= The request =
Scan the records below. List lines holding "name".

= Material for this exercise =
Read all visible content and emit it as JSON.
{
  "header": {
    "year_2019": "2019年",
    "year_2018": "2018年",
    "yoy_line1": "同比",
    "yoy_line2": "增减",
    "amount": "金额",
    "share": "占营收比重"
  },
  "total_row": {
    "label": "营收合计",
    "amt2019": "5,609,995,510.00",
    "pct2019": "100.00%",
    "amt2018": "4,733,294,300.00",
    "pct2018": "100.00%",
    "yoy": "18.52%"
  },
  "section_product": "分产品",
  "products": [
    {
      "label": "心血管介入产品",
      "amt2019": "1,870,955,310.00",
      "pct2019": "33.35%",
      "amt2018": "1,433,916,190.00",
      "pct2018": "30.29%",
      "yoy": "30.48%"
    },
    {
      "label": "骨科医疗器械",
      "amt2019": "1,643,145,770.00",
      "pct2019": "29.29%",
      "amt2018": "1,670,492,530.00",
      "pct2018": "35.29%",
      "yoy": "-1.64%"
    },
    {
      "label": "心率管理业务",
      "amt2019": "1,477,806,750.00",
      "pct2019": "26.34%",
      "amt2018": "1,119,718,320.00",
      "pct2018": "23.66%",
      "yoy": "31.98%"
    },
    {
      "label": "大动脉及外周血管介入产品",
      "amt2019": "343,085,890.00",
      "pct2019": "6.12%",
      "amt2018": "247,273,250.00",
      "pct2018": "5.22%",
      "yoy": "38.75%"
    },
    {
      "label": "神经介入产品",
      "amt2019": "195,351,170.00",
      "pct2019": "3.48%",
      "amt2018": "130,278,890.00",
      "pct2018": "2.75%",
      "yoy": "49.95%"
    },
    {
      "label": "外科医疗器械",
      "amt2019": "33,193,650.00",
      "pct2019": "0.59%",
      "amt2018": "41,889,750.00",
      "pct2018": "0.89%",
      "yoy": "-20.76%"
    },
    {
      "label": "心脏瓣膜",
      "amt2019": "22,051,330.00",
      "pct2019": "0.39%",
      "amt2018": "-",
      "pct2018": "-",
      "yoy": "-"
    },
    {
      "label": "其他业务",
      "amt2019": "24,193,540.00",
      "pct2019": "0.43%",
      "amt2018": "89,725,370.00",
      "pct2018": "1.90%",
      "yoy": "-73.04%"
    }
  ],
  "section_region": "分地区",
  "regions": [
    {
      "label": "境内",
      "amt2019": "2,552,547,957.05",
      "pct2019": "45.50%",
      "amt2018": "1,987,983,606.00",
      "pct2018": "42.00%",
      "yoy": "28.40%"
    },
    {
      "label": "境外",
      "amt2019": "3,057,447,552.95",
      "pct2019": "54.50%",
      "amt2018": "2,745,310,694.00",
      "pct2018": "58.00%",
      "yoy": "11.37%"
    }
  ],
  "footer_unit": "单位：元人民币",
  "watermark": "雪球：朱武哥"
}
...
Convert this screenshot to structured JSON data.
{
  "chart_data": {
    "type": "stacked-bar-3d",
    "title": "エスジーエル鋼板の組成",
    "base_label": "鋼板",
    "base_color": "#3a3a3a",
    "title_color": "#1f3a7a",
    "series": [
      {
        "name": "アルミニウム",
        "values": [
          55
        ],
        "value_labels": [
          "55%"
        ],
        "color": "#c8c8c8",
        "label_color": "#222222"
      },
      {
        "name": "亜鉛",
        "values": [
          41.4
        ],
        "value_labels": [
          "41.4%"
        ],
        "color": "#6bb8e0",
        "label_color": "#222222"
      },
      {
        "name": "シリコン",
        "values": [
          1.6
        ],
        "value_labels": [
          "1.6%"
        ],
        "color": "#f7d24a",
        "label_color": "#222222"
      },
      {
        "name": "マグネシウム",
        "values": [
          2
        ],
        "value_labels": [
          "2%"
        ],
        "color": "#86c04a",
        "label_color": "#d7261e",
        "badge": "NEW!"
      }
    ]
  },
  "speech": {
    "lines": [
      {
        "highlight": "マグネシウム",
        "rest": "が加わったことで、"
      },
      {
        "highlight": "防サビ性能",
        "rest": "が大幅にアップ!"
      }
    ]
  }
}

= Answer to the problem =
        "name": "アルミニウム",
        "name": "亜鉛",
        "name": "シリコン",
        "name": "マグネシウム",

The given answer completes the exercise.